# Start of Data for processing
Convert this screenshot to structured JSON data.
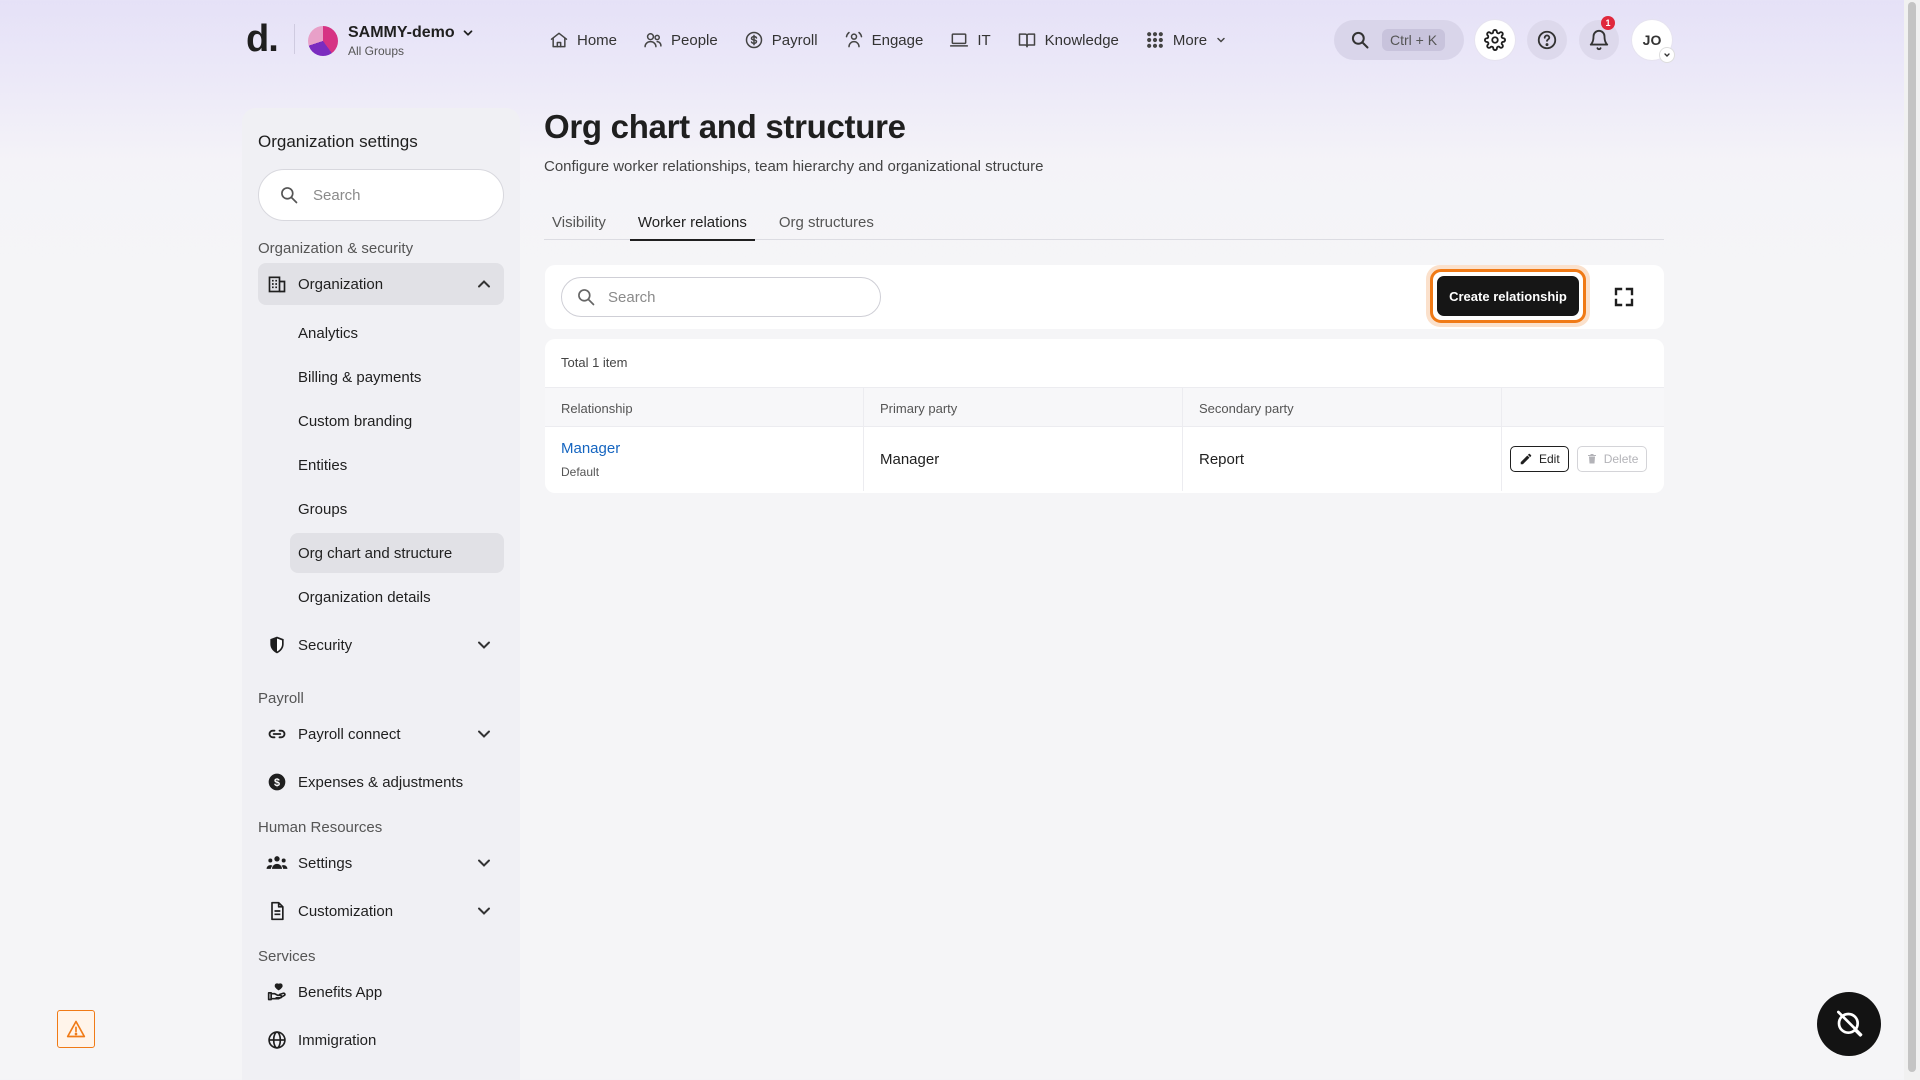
{
  "topbar": {
    "logo": "d.",
    "org_name": "SAMMY-demo",
    "org_sub": "All Groups",
    "nav": [
      {
        "label": "Home",
        "icon": "home-icon"
      },
      {
        "label": "People",
        "icon": "people-icon"
      },
      {
        "label": "Payroll",
        "icon": "payroll-icon"
      },
      {
        "label": "Engage",
        "icon": "engage-icon"
      },
      {
        "label": "IT",
        "icon": "laptop-icon"
      },
      {
        "label": "Knowledge",
        "icon": "book-icon"
      },
      {
        "label": "More",
        "icon": "grid-icon"
      }
    ],
    "search_shortcut": "Ctrl + K",
    "notification_count": "1",
    "avatar_initials": "JO"
  },
  "sidebar": {
    "title": "Organization settings",
    "search_placeholder": "Search",
    "sections": {
      "org_security": "Organization & security",
      "payroll": "Payroll",
      "hr": "Human Resources",
      "services": "Services"
    },
    "groups": {
      "organization": "Organization",
      "security": "Security",
      "payroll_connect": "Payroll connect",
      "expenses": "Expenses & adjustments",
      "settings": "Settings",
      "customization": "Customization",
      "benefits": "Benefits App",
      "immigration": "Immigration"
    },
    "org_items": [
      "Analytics",
      "Billing & payments",
      "Custom branding",
      "Entities",
      "Groups",
      "Org chart and structure",
      "Organization details"
    ],
    "active_item": "Org chart and structure"
  },
  "main": {
    "title": "Org chart and structure",
    "subtitle": "Configure worker relationships, team hierarchy and organizational structure",
    "tabs": [
      "Visibility",
      "Worker relations",
      "Org structures"
    ],
    "active_tab": "Worker relations",
    "search_placeholder": "Search",
    "create_label": "Create relationship",
    "total": "Total 1 item",
    "columns": [
      "Relationship",
      "Primary party",
      "Secondary party",
      ""
    ],
    "rows": [
      {
        "relationship": "Manager",
        "tag": "Default",
        "primary": "Manager",
        "secondary": "Report",
        "edit": "Edit",
        "delete": "Delete"
      }
    ]
  },
  "colors": {
    "accent_focus": "#f07a16",
    "link": "#1565c0",
    "primary_button": "#161616",
    "badge": "#e0283c"
  }
}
# End of Data for processing
Set exercise.
Replicate the material above verbatim; images stay out of the copy.

Response for this exercise.
Convert this screenshot to structured JSON data.
{
  "topbar": {
    "logo": "d.",
    "org_name": "SAMMY-demo",
    "org_sub": "All Groups",
    "nav": [
      {
        "label": "Home",
        "icon": "home-icon"
      },
      {
        "label": "People",
        "icon": "people-icon"
      },
      {
        "label": "Payroll",
        "icon": "payroll-icon"
      },
      {
        "label": "Engage",
        "icon": "engage-icon"
      },
      {
        "label": "IT",
        "icon": "laptop-icon"
      },
      {
        "label": "Knowledge",
        "icon": "book-icon"
      },
      {
        "label": "More",
        "icon": "grid-icon"
      }
    ],
    "search_shortcut": "Ctrl + K",
    "notification_count": "1",
    "avatar_initials": "JO"
  },
  "sidebar": {
    "title": "Organization settings",
    "search_placeholder": "Search",
    "sections": {
      "org_security": "Organization & security",
      "payroll": "Payroll",
      "hr": "Human Resources",
      "services": "Services"
    },
    "groups": {
      "organization": "Organization",
      "security": "Security",
      "payroll_connect": "Payroll connect",
      "expenses": "Expenses & adjustments",
      "settings": "Settings",
      "customization": "Customization",
      "benefits": "Benefits App",
      "immigration": "Immigration"
    },
    "org_items": [
      "Analytics",
      "Billing & payments",
      "Custom branding",
      "Entities",
      "Groups",
      "Org chart and structure",
      "Organization details"
    ],
    "active_item": "Org chart and structure"
  },
  "main": {
    "title": "Org chart and structure",
    "subtitle": "Configure worker relationships, team hierarchy and organizational structure",
    "tabs": [
      "Visibility",
      "Worker relations",
      "Org structures"
    ],
    "active_tab": "Worker relations",
    "search_placeholder": "Search",
    "create_label": "Create relationship",
    "total": "Total 1 item",
    "columns": [
      "Relationship",
      "Primary party",
      "Secondary party",
      ""
    ],
    "rows": [
      {
        "relationship": "Manager",
        "tag": "Default",
        "primary": "Manager",
        "secondary": "Report",
        "edit": "Edit",
        "delete": "Delete"
      }
    ]
  },
  "colors": {
    "accent_focus": "#f07a16",
    "link": "#1565c0",
    "primary_button": "#161616",
    "badge": "#e0283c"
  }
}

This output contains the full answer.